**REQUIREMENT**
Will you write out all the entries below exactly?

**DATASET EXCERPTS**
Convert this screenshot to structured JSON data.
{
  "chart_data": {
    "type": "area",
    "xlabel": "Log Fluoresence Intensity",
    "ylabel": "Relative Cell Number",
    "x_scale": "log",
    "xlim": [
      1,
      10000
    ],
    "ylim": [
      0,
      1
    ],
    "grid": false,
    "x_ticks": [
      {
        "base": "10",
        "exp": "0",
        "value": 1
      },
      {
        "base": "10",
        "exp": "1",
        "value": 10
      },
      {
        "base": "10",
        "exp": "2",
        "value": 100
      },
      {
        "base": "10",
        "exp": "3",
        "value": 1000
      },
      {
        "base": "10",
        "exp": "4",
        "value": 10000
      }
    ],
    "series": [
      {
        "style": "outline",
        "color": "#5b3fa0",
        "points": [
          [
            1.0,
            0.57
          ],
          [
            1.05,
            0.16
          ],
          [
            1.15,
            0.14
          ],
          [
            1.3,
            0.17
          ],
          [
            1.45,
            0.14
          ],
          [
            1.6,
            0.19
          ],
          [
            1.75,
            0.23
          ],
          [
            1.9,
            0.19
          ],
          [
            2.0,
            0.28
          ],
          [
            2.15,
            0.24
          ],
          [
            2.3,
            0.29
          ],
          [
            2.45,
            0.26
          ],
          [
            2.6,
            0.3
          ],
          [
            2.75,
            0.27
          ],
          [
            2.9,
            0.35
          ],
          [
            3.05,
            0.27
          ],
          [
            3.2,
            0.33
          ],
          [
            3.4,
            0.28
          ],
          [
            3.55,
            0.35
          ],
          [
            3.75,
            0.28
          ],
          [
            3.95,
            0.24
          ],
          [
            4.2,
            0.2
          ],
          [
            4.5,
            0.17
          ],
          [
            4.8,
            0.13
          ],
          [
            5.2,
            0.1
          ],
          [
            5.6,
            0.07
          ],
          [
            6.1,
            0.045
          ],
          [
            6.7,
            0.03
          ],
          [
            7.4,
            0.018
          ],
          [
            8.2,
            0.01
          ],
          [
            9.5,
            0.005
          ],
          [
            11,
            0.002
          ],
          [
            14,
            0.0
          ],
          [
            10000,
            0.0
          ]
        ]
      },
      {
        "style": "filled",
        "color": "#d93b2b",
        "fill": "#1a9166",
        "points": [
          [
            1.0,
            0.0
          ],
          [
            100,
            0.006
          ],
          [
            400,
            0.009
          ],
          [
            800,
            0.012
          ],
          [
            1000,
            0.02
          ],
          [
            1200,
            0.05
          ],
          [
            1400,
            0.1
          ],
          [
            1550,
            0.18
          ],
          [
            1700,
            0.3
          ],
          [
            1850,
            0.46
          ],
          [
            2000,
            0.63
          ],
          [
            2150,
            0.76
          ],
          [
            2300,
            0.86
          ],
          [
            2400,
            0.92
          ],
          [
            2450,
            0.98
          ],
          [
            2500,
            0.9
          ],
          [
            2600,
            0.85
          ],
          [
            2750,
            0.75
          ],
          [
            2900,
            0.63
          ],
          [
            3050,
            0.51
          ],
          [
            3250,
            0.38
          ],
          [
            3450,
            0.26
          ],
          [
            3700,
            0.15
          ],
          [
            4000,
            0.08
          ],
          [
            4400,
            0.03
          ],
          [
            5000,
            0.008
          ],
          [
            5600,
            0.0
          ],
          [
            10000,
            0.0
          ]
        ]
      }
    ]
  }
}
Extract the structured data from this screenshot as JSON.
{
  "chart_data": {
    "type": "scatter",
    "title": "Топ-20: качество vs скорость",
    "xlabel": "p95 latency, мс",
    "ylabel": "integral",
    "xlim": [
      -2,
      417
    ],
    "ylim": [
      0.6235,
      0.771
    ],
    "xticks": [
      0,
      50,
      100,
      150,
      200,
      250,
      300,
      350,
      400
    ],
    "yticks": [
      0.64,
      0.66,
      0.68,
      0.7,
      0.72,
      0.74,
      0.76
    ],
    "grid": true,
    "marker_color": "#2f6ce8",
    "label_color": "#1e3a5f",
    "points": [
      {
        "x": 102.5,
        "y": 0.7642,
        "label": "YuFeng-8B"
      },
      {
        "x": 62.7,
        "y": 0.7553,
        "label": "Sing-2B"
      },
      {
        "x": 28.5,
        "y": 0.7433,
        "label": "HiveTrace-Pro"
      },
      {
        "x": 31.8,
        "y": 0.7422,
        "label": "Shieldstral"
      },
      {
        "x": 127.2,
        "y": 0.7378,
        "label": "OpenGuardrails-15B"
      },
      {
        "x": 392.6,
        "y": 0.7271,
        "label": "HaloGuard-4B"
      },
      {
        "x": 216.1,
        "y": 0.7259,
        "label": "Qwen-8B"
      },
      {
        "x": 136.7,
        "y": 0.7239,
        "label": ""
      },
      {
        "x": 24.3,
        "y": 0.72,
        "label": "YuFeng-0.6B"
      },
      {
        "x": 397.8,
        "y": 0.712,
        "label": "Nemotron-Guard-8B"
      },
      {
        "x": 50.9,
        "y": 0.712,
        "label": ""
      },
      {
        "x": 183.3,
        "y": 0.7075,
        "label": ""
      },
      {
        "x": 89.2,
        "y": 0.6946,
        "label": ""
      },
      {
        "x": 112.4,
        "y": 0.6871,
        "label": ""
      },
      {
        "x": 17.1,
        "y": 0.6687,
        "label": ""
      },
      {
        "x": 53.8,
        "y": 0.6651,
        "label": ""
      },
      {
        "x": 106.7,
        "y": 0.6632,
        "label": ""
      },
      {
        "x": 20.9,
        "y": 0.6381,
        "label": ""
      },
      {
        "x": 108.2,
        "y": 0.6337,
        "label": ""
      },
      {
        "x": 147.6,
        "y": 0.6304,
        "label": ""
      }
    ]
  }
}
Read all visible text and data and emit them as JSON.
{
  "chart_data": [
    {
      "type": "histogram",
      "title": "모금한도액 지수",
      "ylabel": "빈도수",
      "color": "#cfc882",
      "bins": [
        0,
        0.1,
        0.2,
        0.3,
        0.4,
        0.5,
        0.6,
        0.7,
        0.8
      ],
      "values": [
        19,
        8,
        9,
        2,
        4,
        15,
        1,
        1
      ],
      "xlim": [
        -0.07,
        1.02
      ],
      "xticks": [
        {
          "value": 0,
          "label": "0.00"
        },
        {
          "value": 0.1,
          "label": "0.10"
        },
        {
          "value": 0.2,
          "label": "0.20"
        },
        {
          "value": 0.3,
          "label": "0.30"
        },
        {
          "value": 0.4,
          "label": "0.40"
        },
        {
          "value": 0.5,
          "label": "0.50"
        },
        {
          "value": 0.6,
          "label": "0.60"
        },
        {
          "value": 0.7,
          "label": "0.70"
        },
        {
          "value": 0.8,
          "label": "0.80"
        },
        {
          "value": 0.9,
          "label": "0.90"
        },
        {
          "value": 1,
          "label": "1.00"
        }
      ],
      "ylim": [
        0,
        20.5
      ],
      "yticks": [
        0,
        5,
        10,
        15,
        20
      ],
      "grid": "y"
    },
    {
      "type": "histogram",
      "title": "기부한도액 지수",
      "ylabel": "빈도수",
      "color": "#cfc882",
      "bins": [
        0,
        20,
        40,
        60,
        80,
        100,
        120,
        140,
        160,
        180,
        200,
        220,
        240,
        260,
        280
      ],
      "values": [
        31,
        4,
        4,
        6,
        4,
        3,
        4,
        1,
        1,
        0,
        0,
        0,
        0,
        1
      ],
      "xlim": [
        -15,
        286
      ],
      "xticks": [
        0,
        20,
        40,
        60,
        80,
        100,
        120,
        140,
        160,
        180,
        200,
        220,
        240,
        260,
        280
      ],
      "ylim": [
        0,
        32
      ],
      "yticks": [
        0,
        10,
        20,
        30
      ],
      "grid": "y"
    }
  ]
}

**SOLUTION FOR THIS EXERCISE**
Convert this screenshot to structured JSON data.
{
  "chart_data": {
    "type": "area",
    "xlabel": "Log Fluoresence Intensity",
    "ylabel": "Relative Cell Number",
    "x_scale": "log",
    "xlim": [
      1,
      10000
    ],
    "ylim": [
      0,
      1
    ],
    "grid": false,
    "x_ticks": [
      {
        "base": "10",
        "exp": "0",
        "value": 1
      },
      {
        "base": "10",
        "exp": "1",
        "value": 10
      },
      {
        "base": "10",
        "exp": "2",
        "value": 100
      },
      {
        "base": "10",
        "exp": "3",
        "value": 1000
      },
      {
        "base": "10",
        "exp": "4",
        "value": 10000
      }
    ],
    "series": [
      {
        "style": "outline",
        "color": "#5b3fa0",
        "points": [
          [
            1.0,
            0.57
          ],
          [
            1.05,
            0.16
          ],
          [
            1.15,
            0.14
          ],
          [
            1.3,
            0.17
          ],
          [
            1.45,
            0.14
          ],
          [
            1.6,
            0.19
          ],
          [
            1.75,
            0.23
          ],
          [
            1.9,
            0.19
          ],
          [
            2.0,
            0.28
          ],
          [
            2.15,
            0.24
          ],
          [
            2.3,
            0.29
          ],
          [
            2.45,
            0.26
          ],
          [
            2.6,
            0.3
          ],
          [
            2.75,
            0.27
          ],
          [
            2.9,
            0.35
          ],
          [
            3.05,
            0.27
          ],
          [
            3.2,
            0.33
          ],
          [
            3.4,
            0.28
          ],
          [
            3.55,
            0.35
          ],
          [
            3.75,
            0.28
          ],
          [
            3.95,
            0.24
          ],
          [
            4.2,
            0.2
          ],
          [
            4.5,
            0.17
          ],
          [
            4.8,
            0.13
          ],
          [
            5.2,
            0.1
          ],
          [
            5.6,
            0.07
          ],
          [
            6.1,
            0.045
          ],
          [
            6.7,
            0.03
          ],
          [
            7.4,
            0.018
          ],
          [
            8.2,
            0.01
          ],
          [
            9.5,
            0.005
          ],
          [
            11,
            0.002
          ],
          [
            14,
            0.0
          ],
          [
            10000,
            0.0
          ]
        ]
      },
      {
        "style": "filled",
        "color": "#d93b2b",
        "fill": "#1a9166",
        "points": [
          [
            1.0,
            0.0
          ],
          [
            100,
            0.006
          ],
          [
            400,
            0.009
          ],
          [
            800,
            0.012
          ],
          [
            1000,
            0.02
          ],
          [
            1200,
            0.05
          ],
          [
            1400,
            0.1
          ],
          [
            1550,
            0.18
          ],
          [
            1700,
            0.3
          ],
          [
            1850,
            0.46
          ],
          [
            2000,
            0.63
          ],
          [
            2150,
            0.76
          ],
          [
            2300,
            0.86
          ],
          [
            2400,
            0.92
          ],
          [
            2450,
            0.98
          ],
          [
            2500,
            0.9
          ],
          [
            2600,
            0.85
          ],
          [
            2750,
            0.75
          ],
          [
            2900,
            0.63
          ],
          [
            3050,
            0.51
          ],
          [
            3250,
            0.38
          ],
          [
            3450,
            0.26
          ],
          [
            3700,
            0.15
          ],
          [
            4000,
            0.08
          ],
          [
            4400,
            0.03
          ],
          [
            5000,
            0.008
          ],
          [
            5600,
            0.0
          ],
          [
            10000,
            0.0
          ]
        ]
      }
    ]
  }
}
Extract the structured data from this screenshot as JSON.
{
  "chart_data": {
    "type": "scatter",
    "title": "Топ-20: качество vs скорость",
    "xlabel": "p95 latency, мс",
    "ylabel": "integral",
    "xlim": [
      -2,
      417
    ],
    "ylim": [
      0.6235,
      0.771
    ],
    "xticks": [
      0,
      50,
      100,
      150,
      200,
      250,
      300,
      350,
      400
    ],
    "yticks": [
      0.64,
      0.66,
      0.68,
      0.7,
      0.72,
      0.74,
      0.76
    ],
    "grid": true,
    "marker_color": "#2f6ce8",
    "label_color": "#1e3a5f",
    "points": [
      {
        "x": 102.5,
        "y": 0.7642,
        "label": "YuFeng-8B"
      },
      {
        "x": 62.7,
        "y": 0.7553,
        "label": "Sing-2B"
      },
      {
        "x": 28.5,
        "y": 0.7433,
        "label": "HiveTrace-Pro"
      },
      {
        "x": 31.8,
        "y": 0.7422,
        "label": "Shieldstral"
      },
      {
        "x": 127.2,
        "y": 0.7378,
        "label": "OpenGuardrails-15B"
      },
      {
        "x": 392.6,
        "y": 0.7271,
        "label": "HaloGuard-4B"
      },
      {
        "x": 216.1,
        "y": 0.7259,
        "label": "Qwen-8B"
      },
      {
        "x": 136.7,
        "y": 0.7239,
        "label": ""
      },
      {
        "x": 24.3,
        "y": 0.72,
        "label": "YuFeng-0.6B"
      },
      {
        "x": 397.8,
        "y": 0.712,
        "label": "Nemotron-Guard-8B"
      },
      {
        "x": 50.9,
        "y": 0.712,
        "label": ""
      },
      {
        "x": 183.3,
        "y": 0.7075,
        "label": ""
      },
      {
        "x": 89.2,
        "y": 0.6946,
        "label": ""
      },
      {
        "x": 112.4,
        "y": 0.6871,
        "label": ""
      },
      {
        "x": 17.1,
        "y": 0.6687,
        "label": ""
      },
      {
        "x": 53.8,
        "y": 0.6651,
        "label": ""
      },
      {
        "x": 106.7,
        "y": 0.6632,
        "label": ""
      },
      {
        "x": 20.9,
        "y": 0.6381,
        "label": ""
      },
      {
        "x": 108.2,
        "y": 0.6337,
        "label": ""
      },
      {
        "x": 147.6,
        "y": 0.6304,
        "label": ""
      }
    ]
  }
}
Read all visible text and data and emit them as JSON.
{
  "chart_data": [
    {
      "type": "histogram",
      "title": "모금한도액 지수",
      "ylabel": "빈도수",
      "color": "#cfc882",
      "bins": [
        0,
        0.1,
        0.2,
        0.3,
        0.4,
        0.5,
        0.6,
        0.7,
        0.8
      ],
      "values": [
        19,
        8,
        9,
        2,
        4,
        15,
        1,
        1
      ],
      "xlim": [
        -0.07,
        1.02
      ],
      "xticks": [
        {
          "value": 0,
          "label": "0.00"
        },
        {
          "value": 0.1,
          "label": "0.10"
        },
        {
          "value": 0.2,
          "label": "0.20"
        },
        {
          "value": 0.3,
          "label": "0.30"
        },
        {
          "value": 0.4,
          "label": "0.40"
        },
        {
          "value": 0.5,
          "label": "0.50"
        },
        {
          "value": 0.6,
          "label": "0.60"
        },
        {
          "value": 0.7,
          "label": "0.70"
        },
        {
          "value": 0.8,
          "label": "0.80"
        },
        {
          "value": 0.9,
          "label": "0.90"
        },
        {
          "value": 1,
          "label": "1.00"
        }
      ],
      "ylim": [
        0,
        20.5
      ],
      "yticks": [
        0,
        5,
        10,
        15,
        20
      ],
      "grid": "y"
    },
    {
      "type": "histogram",
      "title": "기부한도액 지수",
      "ylabel": "빈도수",
      "color": "#cfc882",
      "bins": [
        0,
        20,
        40,
        60,
        80,
        100,
        120,
        140,
        160,
        180,
        200,
        220,
        240,
        260,
        280
      ],
      "values": [
        31,
        4,
        4,
        6,
        4,
        3,
        4,
        1,
        1,
        0,
        0,
        0,
        0,
        1
      ],
      "xlim": [
        -15,
        286
      ],
      "xticks": [
        0,
        20,
        40,
        60,
        80,
        100,
        120,
        140,
        160,
        180,
        200,
        220,
        240,
        260,
        280
      ],
      "ylim": [
        0,
        32
      ],
      "yticks": [
        0,
        10,
        20,
        30
      ],
      "grid": "y"
    }
  ]
}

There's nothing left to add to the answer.